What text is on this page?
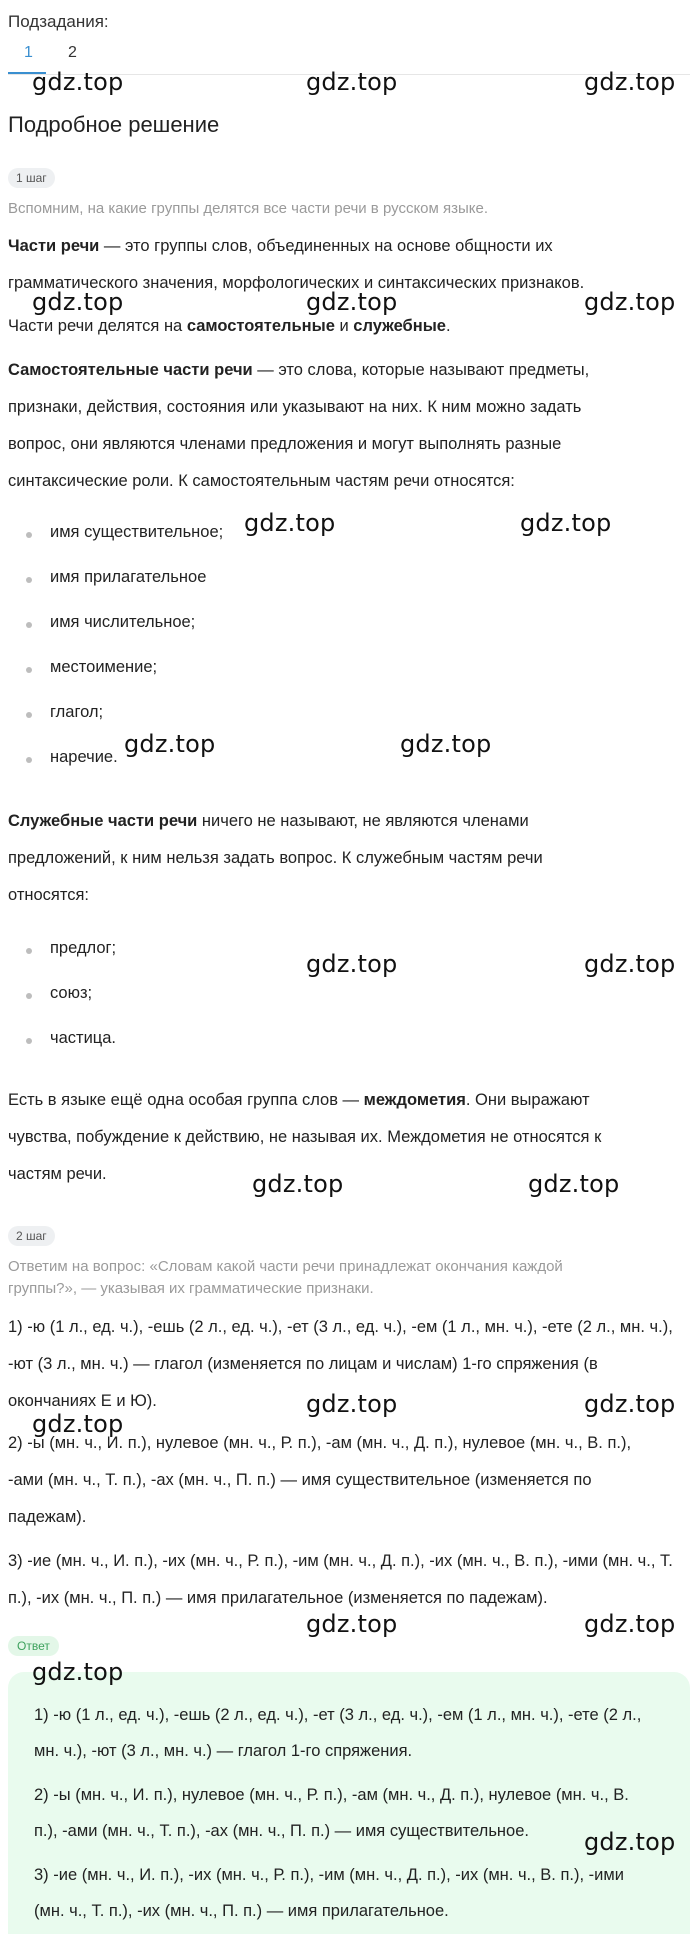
Подзадания:
1 2
Подробное решение
1 шаг
Вспомним, на какие группы делятся все части речи в русском языке.
Части речи — это группы слов, объединенных на основе общности их
грамматического значения, морфологических и синтаксических признаков.
Части речи делятся на самостоятельные и служебные.
Самостоятельные части речи — это слова, которые называют предметы,
признаки, действия, состояния или указывают на них. К ним можно задать
вопрос, они являются членами предложения и могут выполнять разные
синтаксические роли. К самостоятельным частям речи относятся:
имя существительное;
имя прилагательное
имя числительное;
местоимение;
глагол;
наречие.
Служебные части речи ничего не называют, не являются членами
предложений, к ним нельзя задать вопрос. К служебным частям речи
относятся:
предлог;
союз;
частица.
Есть в языке ещё одна особая группа слов — междометия. Они выражают
чувства, побуждение к действию, не называя их. Междометия не относятся к
частям речи.
2 шаг
Ответим на вопрос: «Словам какой части речи принадлежат окончания каждой
группы?», — указывая их грамматические признаки.
1) -ю (1 л., ед. ч.), -ешь (2 л., ед. ч.), -ет (3 л., ед. ч.), -ем (1 л., мн. ч.), -ете (2 л., мн. ч.),
-ют (3 л., мн. ч.) — глагол (изменяется по лицам и числам) 1-го спряжения (в
окончаниях Е и Ю).
2) -ы (мн. ч., И. п.), нулевое (мн. ч., Р. п.), -ам (мн. ч., Д. п.), нулевое (мн. ч., В. п.),
-ами (мн. ч., Т. п.), -ах (мн. ч., П. п.) — имя существительное (изменяется по
падежам).
3) -ие (мн. ч., И. п.), -их (мн. ч., Р. п.), -им (мн. ч., Д. п.), -их (мн. ч., В. п.), -ими (мн. ч., Т.
п.), -их (мн. ч., П. п.) — имя прилагательное (изменяется по падежам).
Ответ
1) -ю (1 л., ед. ч.), -ешь (2 л., ед. ч.), -ет (3 л., ед. ч.), -ем (1 л., мн. ч.), -ете (2 л.,
мн. ч.), -ют (3 л., мн. ч.) — глагол 1-го спряжения.
2) -ы (мн. ч., И. п.), нулевое (мн. ч., Р. п.), -ам (мн. ч., Д. п.), нулевое (мн. ч., В.
п.), -ами (мн. ч., Т. п.), -ах (мн. ч., П. п.) — имя существительное.
3) -ие (мн. ч., И. п.), -их (мн. ч., Р. п.), -им (мн. ч., Д. п.), -их (мн. ч., В. п.), -ими
(мн. ч., Т. п.), -их (мн. ч., П. п.) — имя прилагательное.
gdz.top	gdz.top	gdz.top
gdz.top	gdz.top	gdz.top
gdz.top	gdz.top
gdz.top	gdz.top
gdz.top	gdz.top
gdz.top	gdz.top
gdz.top	gdz.top
gdz.top
gdz.top	gdz.top
gdz.top
gdz.top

***

Find all lines where the word "частям" appears. Copy them.

синтаксические роли. К самостоятельным частям речи относятся:
предложений, к ним нельзя задать вопрос. К служебным частям речи
частям речи.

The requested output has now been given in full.